• **WRITTEN REQUEST**: Copy out the lines that have "frac" in them.

— START RECORD SET —

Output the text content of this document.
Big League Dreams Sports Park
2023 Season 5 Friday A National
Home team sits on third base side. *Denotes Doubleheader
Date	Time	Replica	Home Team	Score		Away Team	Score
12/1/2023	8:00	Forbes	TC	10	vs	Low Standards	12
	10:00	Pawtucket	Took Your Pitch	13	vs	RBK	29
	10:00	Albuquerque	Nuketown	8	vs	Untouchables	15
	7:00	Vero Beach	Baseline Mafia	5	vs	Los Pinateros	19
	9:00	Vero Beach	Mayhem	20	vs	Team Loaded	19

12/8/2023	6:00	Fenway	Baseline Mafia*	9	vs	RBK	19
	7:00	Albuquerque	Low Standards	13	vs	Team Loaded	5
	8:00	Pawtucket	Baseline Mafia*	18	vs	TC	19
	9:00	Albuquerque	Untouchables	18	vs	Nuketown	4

— END RECORD SET —
— START RECORD SET —

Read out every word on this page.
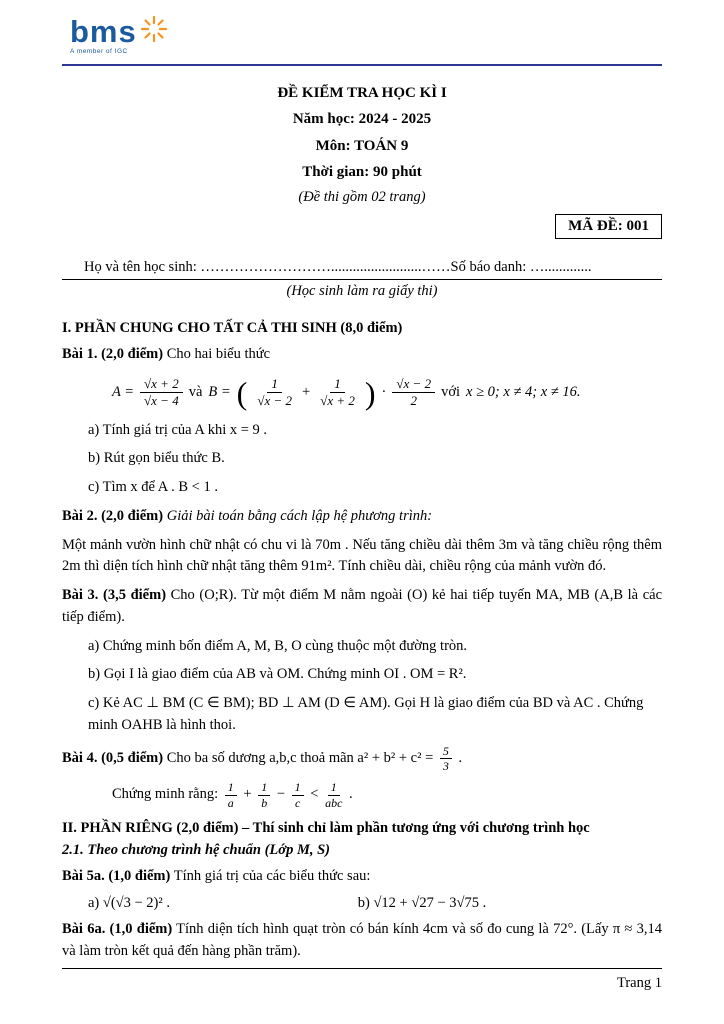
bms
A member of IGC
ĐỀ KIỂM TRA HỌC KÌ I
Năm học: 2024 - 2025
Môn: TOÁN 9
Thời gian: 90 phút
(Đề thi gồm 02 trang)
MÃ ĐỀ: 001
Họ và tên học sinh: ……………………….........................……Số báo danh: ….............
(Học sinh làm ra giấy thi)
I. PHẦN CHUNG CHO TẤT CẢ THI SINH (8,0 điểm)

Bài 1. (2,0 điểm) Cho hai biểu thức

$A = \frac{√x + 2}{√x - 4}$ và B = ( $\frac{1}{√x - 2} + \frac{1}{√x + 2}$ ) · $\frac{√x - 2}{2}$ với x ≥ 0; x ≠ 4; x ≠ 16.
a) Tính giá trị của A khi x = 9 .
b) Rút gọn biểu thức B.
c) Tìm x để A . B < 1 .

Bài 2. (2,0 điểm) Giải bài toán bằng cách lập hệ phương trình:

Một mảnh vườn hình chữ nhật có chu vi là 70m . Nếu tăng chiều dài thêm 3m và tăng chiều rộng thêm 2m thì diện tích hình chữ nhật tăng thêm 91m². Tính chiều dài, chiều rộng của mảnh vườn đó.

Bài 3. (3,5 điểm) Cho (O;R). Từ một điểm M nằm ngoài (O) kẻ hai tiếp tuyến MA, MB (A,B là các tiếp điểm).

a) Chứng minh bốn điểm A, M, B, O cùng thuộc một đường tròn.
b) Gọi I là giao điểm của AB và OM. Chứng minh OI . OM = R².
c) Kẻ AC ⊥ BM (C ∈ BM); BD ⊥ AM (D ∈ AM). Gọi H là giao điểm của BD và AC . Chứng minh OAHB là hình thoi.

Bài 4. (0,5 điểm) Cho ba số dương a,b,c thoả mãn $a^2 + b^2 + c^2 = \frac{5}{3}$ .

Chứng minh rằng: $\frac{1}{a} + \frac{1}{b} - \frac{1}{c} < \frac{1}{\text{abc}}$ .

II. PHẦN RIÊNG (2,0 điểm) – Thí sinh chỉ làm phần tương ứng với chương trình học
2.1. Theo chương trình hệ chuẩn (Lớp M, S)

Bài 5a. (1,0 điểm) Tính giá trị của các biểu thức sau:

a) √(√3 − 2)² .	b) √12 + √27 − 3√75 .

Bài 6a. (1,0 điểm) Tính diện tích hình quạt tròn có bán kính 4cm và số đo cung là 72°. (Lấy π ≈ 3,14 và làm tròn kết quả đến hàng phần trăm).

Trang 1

— END RECORD SET —

• **SOLUTION**:
$A = \frac{√x + 2}{√x - 4}$ và B = ( $\frac{1}{√x - 2} + \frac{1}{√x + 2}$ ) · $\frac{√x - 2}{2}$ với x ≥ 0; x ≠ 4; x ≠ 16.
Bài 4. (0,5 điểm) Cho ba số dương a,b,c thoả mãn $a^2 + b^2 + c^2 = \frac{5}{3}$ .
Chứng minh rằng: $\frac{1}{a} + \frac{1}{b} - \frac{1}{c} < \frac{1}{\text{abc}}$ .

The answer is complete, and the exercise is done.